start

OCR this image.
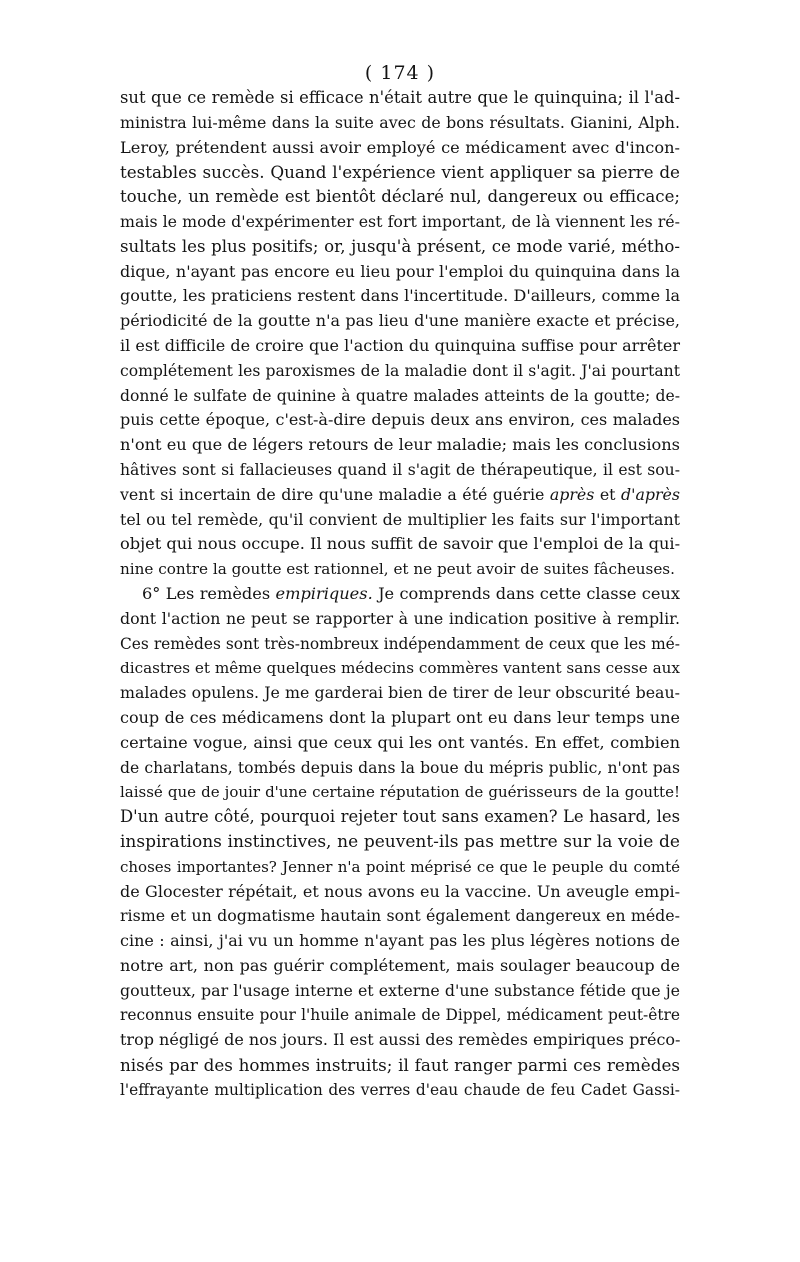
( 174 )
sut que ce remède si efficace n'était autre que le quinquina; il l'ad-
ministra lui-même dans la suite avec de bons résultats. Gianini, Alph.
Leroy, prétendent aussi avoir employé ce médicament avec d'incon-
testables succès. Quand l'expérience vient appliquer sa pierre de
touche, un remède est bientôt déclaré nul, dangereux ou efficace;
mais le mode d'expérimenter est fort important, de là viennent les ré-
sultats les plus positifs; or, jusqu'à présent, ce mode varié, métho-
dique, n'ayant pas encore eu lieu pour l'emploi du quinquina dans la
goutte, les praticiens restent dans l'incertitude. D'ailleurs, comme la
périodicité de la goutte n'a pas lieu d'une manière exacte et précise,
il est difficile de croire que l'action du quinquina suffise pour arrêter
complétement les paroxismes de la maladie dont il s'agit. J'ai pourtant
donné le sulfate de quinine à quatre malades atteints de la goutte; de-
puis cette époque, c'est-à-dire depuis deux ans environ, ces malades
n'ont eu que de légers retours de leur maladie; mais les conclusions
hâtives sont si fallacieuses quand il s'agit de thérapeutique, il est sou-
vent si incertain de dire qu'une maladie a été guérie après et d'après
tel ou tel remède, qu'il convient de multiplier les faits sur l'important
objet qui nous occupe. Il nous suffit de savoir que l'emploi de la qui-
nine contre la goutte est rationnel, et ne peut avoir de suites fâcheuses.
6° Les remèdes empiriques. Je comprends dans cette classe ceux
dont l'action ne peut se rapporter à une indication positive à remplir.
Ces remèdes sont très-nombreux indépendamment de ceux que les mé-
dicastres et même quelques médecins commères vantent sans cesse aux
malades opulens. Je me garderai bien de tirer de leur obscurité beau-
coup de ces médicamens dont la plupart ont eu dans leur temps une
certaine vogue, ainsi que ceux qui les ont vantés. En effet, combien
de charlatans, tombés depuis dans la boue du mépris public, n'ont pas
laissé que de jouir d'une certaine réputation de guérisseurs de la goutte!
D'un autre côté, pourquoi rejeter tout sans examen? Le hasard, les
inspirations instinctives, ne peuvent-ils pas mettre sur la voie de
choses importantes? Jenner n'a point méprisé ce que le peuple du comté
de Glocester répétait, et nous avons eu la vaccine. Un aveugle empi-
risme et un dogmatisme hautain sont également dangereux en méde-
cine : ainsi, j'ai vu un homme n'ayant pas les plus légères notions de
notre art, non pas guérir complétement, mais soulager beaucoup de
goutteux, par l'usage interne et externe d'une substance fétide que je
reconnus ensuite pour l'huile animale de Dippel, médicament peut-être
trop négligé de nos jours. Il est aussi des remèdes empiriques préco-
nisés par des hommes instruits; il faut ranger parmi ces remèdes
l'effrayante multiplication des verres d'eau chaude de feu Cadet Gassi-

end

▶ _Goal of the exercise_
The answer is one number: how many lines of the material above contain "action".

▶ _Solution for this problem_
2